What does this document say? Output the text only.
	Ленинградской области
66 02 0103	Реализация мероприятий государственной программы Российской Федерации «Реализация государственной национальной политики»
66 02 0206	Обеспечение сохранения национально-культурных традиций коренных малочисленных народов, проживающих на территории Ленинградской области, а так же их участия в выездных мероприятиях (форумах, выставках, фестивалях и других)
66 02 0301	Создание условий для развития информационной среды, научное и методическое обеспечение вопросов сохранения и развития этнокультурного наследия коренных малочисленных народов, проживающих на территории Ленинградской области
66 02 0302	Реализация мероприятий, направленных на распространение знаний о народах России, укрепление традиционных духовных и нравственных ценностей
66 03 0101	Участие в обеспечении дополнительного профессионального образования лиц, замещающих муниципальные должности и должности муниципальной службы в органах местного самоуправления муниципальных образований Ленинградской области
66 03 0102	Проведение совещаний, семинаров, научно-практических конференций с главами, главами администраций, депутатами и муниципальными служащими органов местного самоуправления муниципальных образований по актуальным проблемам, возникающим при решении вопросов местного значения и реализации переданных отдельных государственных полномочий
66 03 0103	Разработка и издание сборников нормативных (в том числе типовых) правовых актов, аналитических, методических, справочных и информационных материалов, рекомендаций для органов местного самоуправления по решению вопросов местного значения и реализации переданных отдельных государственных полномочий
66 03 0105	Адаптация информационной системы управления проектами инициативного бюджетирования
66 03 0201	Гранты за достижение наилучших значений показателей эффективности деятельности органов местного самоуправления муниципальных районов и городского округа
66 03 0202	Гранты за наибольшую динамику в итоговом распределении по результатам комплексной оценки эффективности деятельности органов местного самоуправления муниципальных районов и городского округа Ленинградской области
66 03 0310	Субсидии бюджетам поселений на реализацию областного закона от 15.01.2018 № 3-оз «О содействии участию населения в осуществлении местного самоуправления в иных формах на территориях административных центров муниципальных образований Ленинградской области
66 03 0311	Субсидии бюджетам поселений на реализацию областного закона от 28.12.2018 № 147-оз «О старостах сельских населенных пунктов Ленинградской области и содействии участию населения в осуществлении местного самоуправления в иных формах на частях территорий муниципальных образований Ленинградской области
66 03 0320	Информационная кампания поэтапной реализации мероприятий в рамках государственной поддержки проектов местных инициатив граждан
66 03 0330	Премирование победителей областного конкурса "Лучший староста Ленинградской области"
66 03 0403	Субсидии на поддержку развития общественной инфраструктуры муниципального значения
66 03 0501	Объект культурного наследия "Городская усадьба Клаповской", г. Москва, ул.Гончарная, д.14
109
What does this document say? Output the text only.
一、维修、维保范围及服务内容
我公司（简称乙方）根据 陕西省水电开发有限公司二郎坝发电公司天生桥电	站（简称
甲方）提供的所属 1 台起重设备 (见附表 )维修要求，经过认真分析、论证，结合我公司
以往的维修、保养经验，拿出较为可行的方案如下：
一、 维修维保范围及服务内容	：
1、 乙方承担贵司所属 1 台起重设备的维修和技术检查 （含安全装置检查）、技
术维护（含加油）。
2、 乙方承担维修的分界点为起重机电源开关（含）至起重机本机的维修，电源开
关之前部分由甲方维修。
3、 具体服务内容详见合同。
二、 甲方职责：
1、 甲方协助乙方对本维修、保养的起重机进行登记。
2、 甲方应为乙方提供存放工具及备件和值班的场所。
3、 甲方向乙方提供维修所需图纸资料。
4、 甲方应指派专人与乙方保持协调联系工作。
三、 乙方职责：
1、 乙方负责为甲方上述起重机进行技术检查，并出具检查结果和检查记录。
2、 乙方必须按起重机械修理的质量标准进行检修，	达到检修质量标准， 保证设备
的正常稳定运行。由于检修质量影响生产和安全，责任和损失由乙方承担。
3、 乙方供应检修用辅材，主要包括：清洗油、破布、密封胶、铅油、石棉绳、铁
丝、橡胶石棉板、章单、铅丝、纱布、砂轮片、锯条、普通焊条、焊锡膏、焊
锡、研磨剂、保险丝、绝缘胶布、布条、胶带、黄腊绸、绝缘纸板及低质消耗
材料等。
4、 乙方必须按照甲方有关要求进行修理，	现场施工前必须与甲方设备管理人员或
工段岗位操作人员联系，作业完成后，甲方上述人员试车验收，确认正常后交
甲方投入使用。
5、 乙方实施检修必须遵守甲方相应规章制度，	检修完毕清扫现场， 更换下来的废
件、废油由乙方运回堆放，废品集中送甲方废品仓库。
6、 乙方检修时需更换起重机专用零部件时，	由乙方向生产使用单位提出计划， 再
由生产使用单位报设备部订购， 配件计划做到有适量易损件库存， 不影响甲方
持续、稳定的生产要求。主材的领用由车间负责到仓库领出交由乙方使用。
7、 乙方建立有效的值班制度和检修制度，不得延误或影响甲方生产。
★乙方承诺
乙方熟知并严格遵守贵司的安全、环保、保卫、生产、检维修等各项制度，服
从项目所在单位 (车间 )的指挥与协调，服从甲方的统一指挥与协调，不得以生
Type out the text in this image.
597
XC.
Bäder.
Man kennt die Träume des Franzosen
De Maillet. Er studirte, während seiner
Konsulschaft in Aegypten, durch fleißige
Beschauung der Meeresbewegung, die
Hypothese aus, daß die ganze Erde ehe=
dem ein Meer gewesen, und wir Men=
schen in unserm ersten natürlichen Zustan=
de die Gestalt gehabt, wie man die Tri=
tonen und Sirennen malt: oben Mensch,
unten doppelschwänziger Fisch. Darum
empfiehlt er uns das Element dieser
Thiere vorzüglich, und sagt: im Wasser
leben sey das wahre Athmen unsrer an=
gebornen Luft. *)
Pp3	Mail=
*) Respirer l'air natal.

> [Exercise instructions]
Report all lines of the material that contain the word "мероприятий".

> [Exercise result]
66 02 0103	Реализация мероприятий государственной программы Российской Федерации «Реализация государственной национальной политики»
66 02 0302	Реализация мероприятий, направленных на распространение знаний о народах России, укрепление традиционных духовных и нравственных ценностей
66 03 0320	Информационная кампания поэтапной реализации мероприятий в рамках государственной поддержки проектов местных инициатив граждан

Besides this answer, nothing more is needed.